### Task requirements
Copy, from the entries below, each line in which the string "staffing" appears.

━━━━━━━━

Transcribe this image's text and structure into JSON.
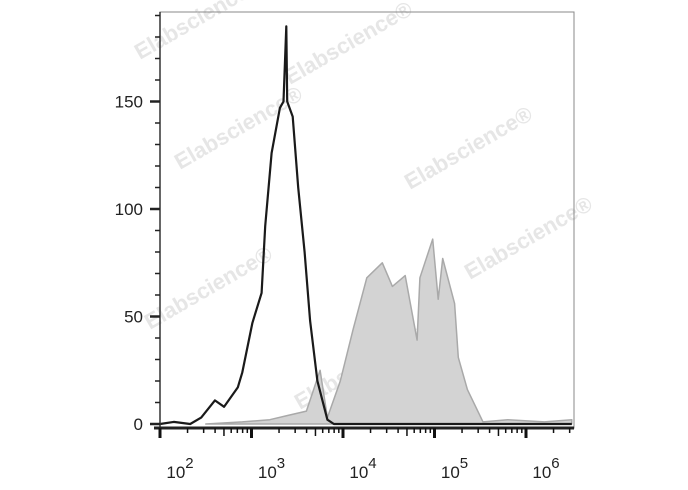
{
  "chart_data": {
    "type": "area",
    "title": "",
    "xlabel": "",
    "ylabel": "",
    "x_scale": "log",
    "xlim_log10": [
      2,
      6.5
    ],
    "ylim": [
      0,
      192
    ],
    "grid": false,
    "legend": "none",
    "x_ticks": [
      {
        "base": "10",
        "exp": "2",
        "value": 100
      },
      {
        "base": "10",
        "exp": "3",
        "value": 1000
      },
      {
        "base": "10",
        "exp": "4",
        "value": 10000
      },
      {
        "base": "10",
        "exp": "5",
        "value": 100000
      },
      {
        "base": "10",
        "exp": "6",
        "value": 1000000
      }
    ],
    "y_ticks": [
      "0",
      "50",
      "100",
      "150"
    ],
    "y_tick_values": [
      0,
      50,
      100,
      150
    ],
    "watermark": "Elabscience®",
    "series": [
      {
        "style": "outline",
        "color": "#1a1a1a",
        "x_log10": [
          2.0,
          2.15,
          2.33,
          2.45,
          2.6,
          2.7,
          2.85,
          2.9,
          3.01,
          3.11,
          3.15,
          3.22,
          3.31,
          3.35,
          3.38,
          3.39,
          3.45,
          3.51,
          3.58,
          3.64,
          3.72,
          3.83,
          3.9,
          4.0,
          6.5
        ],
        "values": [
          0,
          1,
          0,
          3,
          11,
          8,
          17,
          24,
          47,
          61,
          92,
          126,
          147,
          150,
          185,
          150,
          143,
          110,
          80,
          48,
          20,
          2,
          0,
          0,
          0
        ]
      },
      {
        "style": "filled",
        "color": "#a9a9a9",
        "fill": "#d3d3d3",
        "x_log10": [
          2.5,
          2.9,
          3.2,
          3.4,
          3.6,
          3.75,
          3.83,
          3.97,
          4.11,
          4.26,
          4.43,
          4.54,
          4.68,
          4.81,
          4.84,
          4.98,
          5.04,
          5.09,
          5.22,
          5.26,
          5.36,
          5.53,
          5.8,
          6.2,
          6.5
        ],
        "values": [
          0,
          1,
          2,
          4,
          6,
          25,
          3,
          20,
          44,
          68,
          75,
          64,
          69,
          39,
          68,
          86,
          58,
          77,
          56,
          31,
          16,
          1,
          2,
          1,
          2
        ]
      }
    ]
  }
}
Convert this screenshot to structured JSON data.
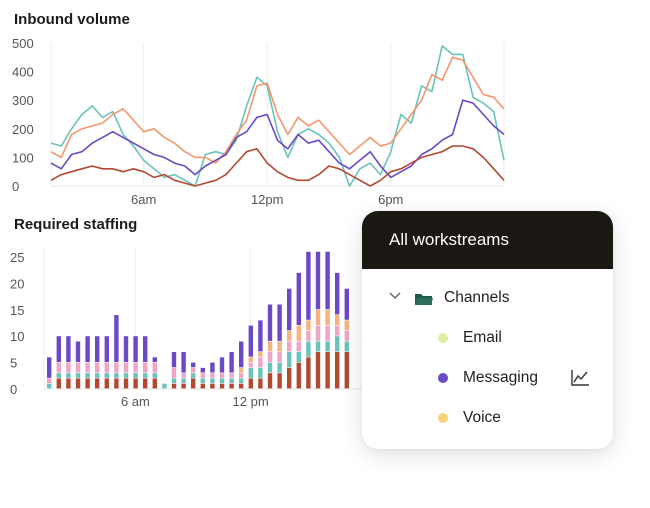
{
  "charts": {
    "inbound": {
      "title": "Inbound volume"
    },
    "staffing": {
      "title": "Required staffing"
    }
  },
  "chart_data": [
    {
      "type": "line",
      "title": "Inbound volume",
      "xlabel": "",
      "ylabel": "",
      "ylim": [
        0,
        500
      ],
      "yticks": [
        0,
        100,
        200,
        300,
        400,
        500
      ],
      "x_tick_labels": [
        "6am",
        "12pm",
        "6pm"
      ],
      "x_tick_positions": [
        12,
        24,
        36
      ],
      "x": [
        3,
        4,
        5,
        6,
        7,
        8,
        9,
        10,
        11,
        12,
        13,
        14,
        15,
        16,
        17,
        18,
        19,
        20,
        21,
        22,
        23,
        24,
        25,
        26,
        27,
        28,
        29,
        30,
        31,
        32,
        33,
        34,
        35,
        36,
        37,
        38,
        39,
        40,
        41,
        42,
        43,
        44,
        45,
        46,
        47
      ],
      "grid": true,
      "series": [
        {
          "color": "#6ac3bb",
          "values": [
            150,
            140,
            200,
            250,
            280,
            240,
            260,
            180,
            140,
            90,
            60,
            30,
            40,
            20,
            0,
            110,
            120,
            110,
            160,
            280,
            380,
            350,
            190,
            100,
            180,
            200,
            180,
            150,
            100,
            0,
            60,
            80,
            40,
            120,
            250,
            220,
            350,
            330,
            490,
            460,
            460,
            310,
            290,
            260,
            90
          ]
        },
        {
          "color": "#f4976c",
          "values": [
            120,
            100,
            180,
            200,
            210,
            220,
            250,
            270,
            230,
            190,
            200,
            170,
            150,
            120,
            100,
            100,
            80,
            120,
            180,
            230,
            350,
            360,
            250,
            180,
            240,
            210,
            230,
            190,
            150,
            110,
            140,
            170,
            140,
            150,
            200,
            250,
            300,
            390,
            370,
            450,
            440,
            380,
            320,
            310,
            270
          ]
        },
        {
          "color": "#6a48c6",
          "values": [
            80,
            60,
            110,
            120,
            150,
            170,
            190,
            170,
            150,
            130,
            110,
            100,
            80,
            70,
            40,
            70,
            90,
            110,
            170,
            190,
            240,
            250,
            160,
            130,
            180,
            150,
            160,
            120,
            80,
            60,
            90,
            120,
            70,
            30,
            50,
            70,
            110,
            130,
            160,
            180,
            300,
            290,
            250,
            210,
            180
          ]
        },
        {
          "color": "#b14933",
          "values": [
            20,
            40,
            50,
            60,
            70,
            60,
            60,
            50,
            60,
            50,
            30,
            40,
            20,
            10,
            0,
            10,
            20,
            40,
            80,
            120,
            130,
            80,
            50,
            30,
            20,
            20,
            40,
            70,
            60,
            40,
            20,
            0,
            20,
            50,
            60,
            80,
            100,
            110,
            120,
            140,
            140,
            130,
            100,
            60,
            20
          ]
        }
      ]
    },
    {
      "type": "bar",
      "stacked": true,
      "title": "Required staffing",
      "xlabel": "",
      "ylabel": "",
      "ylim": [
        0,
        25
      ],
      "yticks": [
        0,
        5,
        10,
        15,
        20,
        25
      ],
      "x_tick_labels": [
        "6 am",
        "12 pm"
      ],
      "x_tick_positions": [
        12,
        24
      ],
      "x": [
        3,
        4,
        5,
        6,
        7,
        8,
        9,
        10,
        11,
        12,
        13,
        14,
        15,
        16,
        17,
        18,
        19,
        20,
        21,
        22,
        23,
        24,
        25,
        26,
        27,
        28,
        29,
        30,
        31,
        32,
        33,
        34
      ],
      "grid": true,
      "series": [
        {
          "name": "",
          "color": "#b14933",
          "values": [
            0,
            2,
            2,
            2,
            2,
            2,
            2,
            2,
            2,
            2,
            2,
            2,
            0,
            1,
            1,
            2,
            1,
            1,
            1,
            1,
            1,
            2,
            2,
            3,
            3,
            4,
            5,
            6,
            7,
            7,
            7,
            7
          ]
        },
        {
          "name": "",
          "color": "#6ac3bb",
          "values": [
            1,
            1,
            1,
            1,
            1,
            1,
            1,
            1,
            1,
            1,
            1,
            1,
            1,
            1,
            1,
            1,
            1,
            1,
            1,
            1,
            1,
            2,
            2,
            2,
            2,
            3,
            2,
            3,
            2,
            2,
            3,
            2
          ]
        },
        {
          "name": "",
          "color": "#f0a5c7",
          "values": [
            1,
            2,
            2,
            2,
            2,
            2,
            2,
            2,
            2,
            2,
            2,
            2,
            0,
            2,
            1,
            1,
            1,
            1,
            1,
            1,
            1,
            1,
            2,
            2,
            2,
            2,
            2,
            2,
            3,
            3,
            2,
            2
          ]
        },
        {
          "name": "",
          "color": "#f7b27f",
          "values": [
            0,
            0,
            0,
            0,
            0,
            0,
            0,
            0,
            0,
            0,
            0,
            0,
            0,
            0,
            0,
            0,
            0,
            0,
            0,
            0,
            1,
            1,
            1,
            2,
            2,
            2,
            3,
            2,
            3,
            3,
            2,
            2
          ]
        },
        {
          "name": "",
          "color": "#6a48c6",
          "values": [
            4,
            5,
            5,
            4,
            5,
            5,
            5,
            9,
            5,
            5,
            5,
            1,
            0,
            3,
            4,
            1,
            1,
            2,
            3,
            4,
            5,
            6,
            6,
            7,
            7,
            8,
            10,
            13,
            11,
            11,
            8,
            6
          ]
        }
      ]
    }
  ],
  "panel": {
    "title": "All workstreams",
    "folder_label": "Channels",
    "items": [
      {
        "label": "Email",
        "color": "#dcefa4"
      },
      {
        "label": "Messaging",
        "color": "#6a48c6"
      },
      {
        "label": "Voice",
        "color": "#f7d27a"
      }
    ],
    "icons": {
      "expand": "chevron-down-icon",
      "folder": "folder-icon",
      "chart": "line-chart-icon"
    }
  }
}
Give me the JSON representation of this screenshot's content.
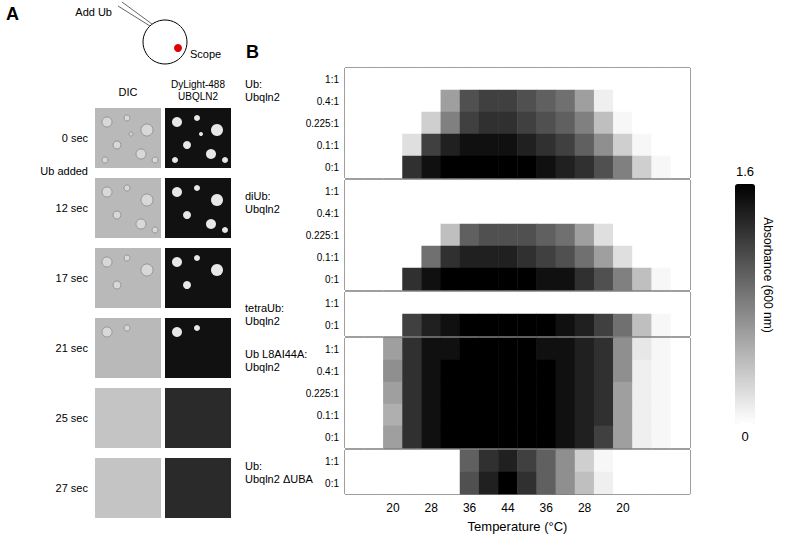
{
  "panel_a": {
    "label": "A",
    "diagram": {
      "inject": "Add Ub",
      "observe": "Scope"
    },
    "columns": [
      "DIC",
      "DyLight-488\nUBQLN2"
    ],
    "frames": [
      "0 sec",
      "12 sec",
      "17 sec",
      "21 sec",
      "25 sec",
      "27 sec"
    ],
    "event": "Ub added"
  },
  "chart_data": {
    "type": "heatmap",
    "label": "B",
    "xlabel": "Temperature (°C)",
    "categories": [
      null,
      null,
      "20",
      null,
      "28",
      null,
      "36",
      null,
      "44",
      null,
      "36",
      null,
      "28",
      null,
      "20",
      null,
      null,
      null
    ],
    "colorbar": {
      "label": "Absorbance (600 nm)",
      "range": [
        0,
        1.6
      ],
      "ticks": [
        0,
        1.6
      ]
    },
    "panels": [
      {
        "title": "Ub:\nUbqln2",
        "rows": [
          "1:1",
          "0.4:1",
          "0.225:1",
          "0.1:1",
          "0:1"
        ],
        "cells": [
          [
            0,
            0,
            0,
            0,
            0,
            0,
            0,
            0,
            0,
            0,
            0,
            0,
            0,
            0,
            0,
            0,
            0,
            0
          ],
          [
            0,
            0,
            0,
            0,
            0,
            0.6,
            1.1,
            1.2,
            1.2,
            1.1,
            1.0,
            0.9,
            0.6,
            0.1,
            0,
            0,
            0,
            0
          ],
          [
            0,
            0,
            0,
            0,
            0.3,
            0.8,
            1.2,
            1.3,
            1.3,
            1.2,
            1.1,
            1.0,
            0.8,
            0.4,
            0.05,
            0,
            0,
            0
          ],
          [
            0,
            0,
            0,
            0.2,
            1.2,
            1.4,
            1.5,
            1.5,
            1.5,
            1.4,
            1.3,
            1.2,
            1.0,
            0.7,
            0.3,
            0.05,
            0,
            0
          ],
          [
            0,
            0,
            0,
            1.3,
            1.5,
            1.6,
            1.6,
            1.6,
            1.6,
            1.6,
            1.5,
            1.4,
            1.3,
            1.1,
            0.8,
            0.3,
            0.05,
            0
          ]
        ]
      },
      {
        "title": "diUb:\nUbqln2",
        "rows": [
          "1:1",
          "0.4:1",
          "0.225:1",
          "0.1:1",
          "0:1"
        ],
        "cells": [
          [
            0,
            0,
            0,
            0,
            0,
            0,
            0,
            0,
            0,
            0,
            0,
            0,
            0,
            0,
            0,
            0,
            0,
            0
          ],
          [
            0,
            0,
            0,
            0,
            0,
            0,
            0,
            0,
            0,
            0,
            0,
            0,
            0,
            0,
            0,
            0,
            0,
            0
          ],
          [
            0,
            0,
            0,
            0,
            0,
            0.4,
            1.0,
            1.1,
            1.1,
            1.1,
            1.0,
            0.9,
            0.6,
            0.2,
            0,
            0,
            0,
            0
          ],
          [
            0,
            0,
            0,
            0,
            0.9,
            1.3,
            1.4,
            1.4,
            1.4,
            1.3,
            1.2,
            1.1,
            0.9,
            0.6,
            0.2,
            0,
            0,
            0
          ],
          [
            0,
            0,
            0,
            1.3,
            1.5,
            1.6,
            1.6,
            1.6,
            1.6,
            1.6,
            1.5,
            1.5,
            1.3,
            1.1,
            0.8,
            0.4,
            0.05,
            0
          ]
        ]
      },
      {
        "title": "tetraUb:\nUbqln2",
        "rows": [
          "1:1",
          "0:1"
        ],
        "cells": [
          [
            0,
            0,
            0,
            0,
            0,
            0,
            0,
            0,
            0,
            0,
            0,
            0,
            0,
            0,
            0,
            0,
            0,
            0
          ],
          [
            0,
            0,
            0,
            1.2,
            1.4,
            1.5,
            1.6,
            1.6,
            1.6,
            1.6,
            1.6,
            1.5,
            1.4,
            1.2,
            0.9,
            0.4,
            0.05,
            0
          ]
        ]
      },
      {
        "title": "Ub L8AI44A:\nUbqln2",
        "rows": [
          "1:1",
          "0.4:1",
          "0.225:1",
          "0.1:1",
          "0:1"
        ],
        "cells": [
          [
            0,
            0,
            0.6,
            1.3,
            1.5,
            1.5,
            1.6,
            1.6,
            1.6,
            1.6,
            1.5,
            1.5,
            1.4,
            1.3,
            0.7,
            0.15,
            0.05,
            0
          ],
          [
            0,
            0,
            0.7,
            1.3,
            1.5,
            1.6,
            1.6,
            1.6,
            1.6,
            1.6,
            1.6,
            1.5,
            1.4,
            1.3,
            0.7,
            0.1,
            0.05,
            0
          ],
          [
            0,
            0,
            0.6,
            1.3,
            1.5,
            1.6,
            1.6,
            1.6,
            1.6,
            1.6,
            1.6,
            1.5,
            1.4,
            1.3,
            0.6,
            0.1,
            0.05,
            0
          ],
          [
            0,
            0,
            0.5,
            1.3,
            1.5,
            1.6,
            1.6,
            1.6,
            1.6,
            1.6,
            1.6,
            1.5,
            1.4,
            1.3,
            0.6,
            0.1,
            0.05,
            0
          ],
          [
            0,
            0,
            0.6,
            1.3,
            1.5,
            1.6,
            1.6,
            1.6,
            1.6,
            1.6,
            1.6,
            1.5,
            1.4,
            1.2,
            0.6,
            0.1,
            0.05,
            0
          ]
        ]
      },
      {
        "title": "Ub:\nUbqln2 ΔUBA",
        "rows": [
          "1:1",
          "0:1"
        ],
        "cells": [
          [
            0,
            0,
            0,
            0,
            0,
            0,
            1.0,
            1.3,
            1.4,
            1.2,
            1.0,
            0.7,
            0.3,
            0.05,
            0,
            0,
            0,
            0
          ],
          [
            0,
            0,
            0,
            0,
            0,
            0,
            1.1,
            1.4,
            1.6,
            1.3,
            1.0,
            0.7,
            0.4,
            0.1,
            0,
            0,
            0,
            0
          ]
        ]
      }
    ]
  }
}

━━━━━━━━

### Response for this exercise
    "staffing": {
      "title": "Required staffing"
      "title": "Required staffing",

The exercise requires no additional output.